Segment Start: DATA FOR THIS TASK

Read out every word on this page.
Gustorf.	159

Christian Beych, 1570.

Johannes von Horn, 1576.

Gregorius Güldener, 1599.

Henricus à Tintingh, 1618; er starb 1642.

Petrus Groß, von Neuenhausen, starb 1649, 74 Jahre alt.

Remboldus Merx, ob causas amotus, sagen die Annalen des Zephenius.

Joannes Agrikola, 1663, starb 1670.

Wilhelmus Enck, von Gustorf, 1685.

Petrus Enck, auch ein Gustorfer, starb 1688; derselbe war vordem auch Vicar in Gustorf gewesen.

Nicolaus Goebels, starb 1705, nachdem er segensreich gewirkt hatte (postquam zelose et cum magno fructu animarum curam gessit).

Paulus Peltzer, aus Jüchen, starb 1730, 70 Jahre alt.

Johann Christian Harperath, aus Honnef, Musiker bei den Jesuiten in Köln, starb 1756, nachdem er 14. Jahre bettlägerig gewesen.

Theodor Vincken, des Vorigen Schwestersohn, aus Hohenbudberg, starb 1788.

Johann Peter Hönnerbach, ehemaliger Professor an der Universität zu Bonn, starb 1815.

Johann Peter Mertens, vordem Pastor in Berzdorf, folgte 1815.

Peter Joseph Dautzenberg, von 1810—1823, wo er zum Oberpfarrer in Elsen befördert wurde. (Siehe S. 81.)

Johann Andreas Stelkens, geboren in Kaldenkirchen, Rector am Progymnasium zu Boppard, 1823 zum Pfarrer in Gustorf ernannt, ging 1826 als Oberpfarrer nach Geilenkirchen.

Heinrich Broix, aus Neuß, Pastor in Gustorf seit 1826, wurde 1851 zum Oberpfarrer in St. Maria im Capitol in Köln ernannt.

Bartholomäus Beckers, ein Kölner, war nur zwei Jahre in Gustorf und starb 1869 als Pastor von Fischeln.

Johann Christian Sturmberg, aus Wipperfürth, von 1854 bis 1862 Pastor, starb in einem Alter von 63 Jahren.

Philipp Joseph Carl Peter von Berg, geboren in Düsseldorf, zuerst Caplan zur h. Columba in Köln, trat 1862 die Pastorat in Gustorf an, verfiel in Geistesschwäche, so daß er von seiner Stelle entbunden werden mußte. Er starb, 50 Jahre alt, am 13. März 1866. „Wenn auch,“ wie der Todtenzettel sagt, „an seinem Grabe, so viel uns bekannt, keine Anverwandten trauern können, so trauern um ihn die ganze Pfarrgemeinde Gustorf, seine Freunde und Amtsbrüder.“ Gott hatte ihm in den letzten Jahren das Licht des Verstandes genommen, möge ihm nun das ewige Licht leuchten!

Segment End: DATA FOR THIS TASK

Pull out each record as written and restate it exactly.

Read out every word on this page.
Gustorf.	159

Christian Beych, 1570.

Johannes von Horn, 1576.

Gregorius Güldener, 1599.

Henricus à Tintingh, 1618; er starb 1642.

Petrus Groß, von Neuenhausen, starb 1649, 74 Jahre alt.

Remboldus Merx, ob causas amotus, sagen die Annalen des Zephenius.

Joannes Agrikola, 1663, starb 1670.

Wilhelmus Enck, von Gustorf, 1685.

Petrus Enck, auch ein Gustorfer, starb 1688; derselbe war vordem auch Vicar in Gustorf gewesen.

Nicolaus Goebels, starb 1705, nachdem er segensreich gewirkt hatte (postquam zelose et cum magno fructu animarum curam gessit).

Paulus Peltzer, aus Jüchen, starb 1730, 70 Jahre alt.

Johann Christian Harperath, aus Honnef, Musiker bei den Jesuiten in Köln, starb 1756, nachdem er 14. Jahre bettlägerig gewesen.

Theodor Vincken, des Vorigen Schwestersohn, aus Hohenbudberg, starb 1788.

Johann Peter Hönnerbach, ehemaliger Professor an der Universität zu Bonn, starb 1815.

Johann Peter Mertens, vordem Pastor in Berzdorf, folgte 1815.

Peter Joseph Dautzenberg, von 1810—1823, wo er zum Oberpfarrer in Elsen befördert wurde. (Siehe S. 81.)

Johann Andreas Stelkens, geboren in Kaldenkirchen, Rector am Progymnasium zu Boppard, 1823 zum Pfarrer in Gustorf ernannt, ging 1826 als Oberpfarrer nach Geilenkirchen.

Heinrich Broix, aus Neuß, Pastor in Gustorf seit 1826, wurde 1851 zum Oberpfarrer in St. Maria im Capitol in Köln ernannt.

Bartholomäus Beckers, ein Kölner, war nur zwei Jahre in Gustorf und starb 1869 als Pastor von Fischeln.

Johann Christian Sturmberg, aus Wipperfürth, von 1854 bis 1862 Pastor, starb in einem Alter von 63 Jahren.

Philipp Joseph Carl Peter von Berg, geboren in Düsseldorf, zuerst Caplan zur h. Columba in Köln, trat 1862 die Pastorat in Gustorf an, verfiel in Geistesschwäche, so daß er von seiner Stelle entbunden werden mußte. Er starb, 50 Jahre alt, am 13. März 1866. „Wenn auch,“ wie der Todtenzettel sagt, „an seinem Grabe, so viel uns bekannt, keine Anverwandten trauern können, so trauern um ihn die ganze Pfarrgemeinde Gustorf, seine Freunde und Amtsbrüder.“ Gott hatte ihm in den letzten Jahren das Licht des Verstandes genommen, möge ihm nun das ewige Licht leuchten!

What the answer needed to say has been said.